=== Source extract ===
'''
Question

This is for part of an assignement on which I am stuck... I am new to python and I want to create a program which searches through a file which looks like this only longer:

Afghanistan,    647500.0,   25500100
Albania,    28748.0,    2821977
Algeria,    2381740.0,  38700000
American Samoa, 199.0,  55519

As you can see, the spacing is not always even... I want to convert the text part to a string, the area (second column) to a float and the third column (population) to an integer but have no idea how to approach it. Here is what I have so far:

def readcountries():
    with open("countries.txt") as file:
        lines = [line.split() for line in file]

Which returns a 2 dimensional list (this is required)...But I cant figure out how I will convert the area and population to their appropriate types. I must then run a binary search on the country names > any hints? I know how to do this on numbers but on names?

Was it helpful?

Solution

Don't use a list comprehension here; it can be done but becomes ugly fast:

def readcountries():
    with open("countries.txt") as fh:
        rows = []
        for line in fh:
            name, area, population = line.split(',')
'''
=== Records shown ===
'''
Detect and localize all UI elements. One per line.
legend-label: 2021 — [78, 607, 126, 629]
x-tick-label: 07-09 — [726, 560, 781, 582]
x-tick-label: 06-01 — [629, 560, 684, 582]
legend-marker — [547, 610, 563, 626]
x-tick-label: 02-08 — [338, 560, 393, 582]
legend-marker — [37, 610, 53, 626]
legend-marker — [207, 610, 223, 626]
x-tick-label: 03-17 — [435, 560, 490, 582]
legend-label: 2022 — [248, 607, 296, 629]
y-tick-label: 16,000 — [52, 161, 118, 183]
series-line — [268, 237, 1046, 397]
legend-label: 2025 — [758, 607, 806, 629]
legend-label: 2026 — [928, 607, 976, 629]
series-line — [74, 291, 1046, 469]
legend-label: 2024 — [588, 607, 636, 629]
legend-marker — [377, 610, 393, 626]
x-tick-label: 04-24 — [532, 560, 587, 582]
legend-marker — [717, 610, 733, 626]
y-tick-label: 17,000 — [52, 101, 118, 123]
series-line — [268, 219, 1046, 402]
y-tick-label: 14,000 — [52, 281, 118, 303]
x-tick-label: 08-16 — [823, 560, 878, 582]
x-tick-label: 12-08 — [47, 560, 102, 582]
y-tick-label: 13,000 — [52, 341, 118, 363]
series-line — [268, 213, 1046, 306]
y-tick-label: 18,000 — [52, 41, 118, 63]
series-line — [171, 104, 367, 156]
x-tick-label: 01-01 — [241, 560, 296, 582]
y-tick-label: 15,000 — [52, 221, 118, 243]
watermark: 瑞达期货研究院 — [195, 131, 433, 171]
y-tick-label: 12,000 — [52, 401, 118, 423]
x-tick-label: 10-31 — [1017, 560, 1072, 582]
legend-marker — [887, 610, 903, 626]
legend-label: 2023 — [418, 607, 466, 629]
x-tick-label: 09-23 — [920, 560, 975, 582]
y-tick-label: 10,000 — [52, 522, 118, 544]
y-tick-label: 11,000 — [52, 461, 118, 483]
'''
=== To-do list ===
• A. In the Python question about reading a countries file, what type should the population column be converted to?
• B. Translate this sentence from the Python question about reading a countries file into Spanish: "I want to convert the text part to a string, the area (second column) to a float and the third column (population) to an integer but have no idea how to approach it."
• C. Continue the Python question and answer about reading a countries file from the point where it stops.

=== Results by task ===
• A. An integer.

• B. Quiero convertir la parte de texto en una cadena, el área (segunda columna) en un número de coma flotante y la tercera columna (población) en un entero, pero no tengo idea de cómo abordarlo.

• C.
            rows.append([name.strip(), float(area), int(population)])

The list comprehension version would be:

def readcountries():
    with open("countries.txt") as fh:
        rows = [[n.strip(), float(a), int(p)] 
                for line in fh for n, a, p in (line.split(','),)]

Using the csv module would save you some processing:

import csv

def readcountries():
    with open("countries.txt") as fh:
        reader = csv.reader(fh, skipinitialspace=True)
        rows = [[n, float(a), int(p)] for n, a, p in reader]

Here the module handles the splitting and stripping, producing list objects for each line.

For a binary search, Python lets you compare strings with < and > just fine; strings are compared lexicographically. ab is smaller than ac, but ba is greater than ab. In other words, a string that would be sorted before another are considered 'smaller'.

As such, binary search on a sorted list of strings is no different from a binary search on a sorted list of numbers. Do make sure you only look at the first element of the tuples:

def bisect_right(rows, country, lo=0, hi=None):
    if hi is None:
        hi = len(rows)
    while lo < hi:
        mid = (lo + hi) // 2
        if country < rows[mid][0]:
            hi = mid
        else:
            lo = mid + 1
    return lo

def bisect_left(rows, country, lo=0, hi=None):
    if hi is None:
        hi = len(rows)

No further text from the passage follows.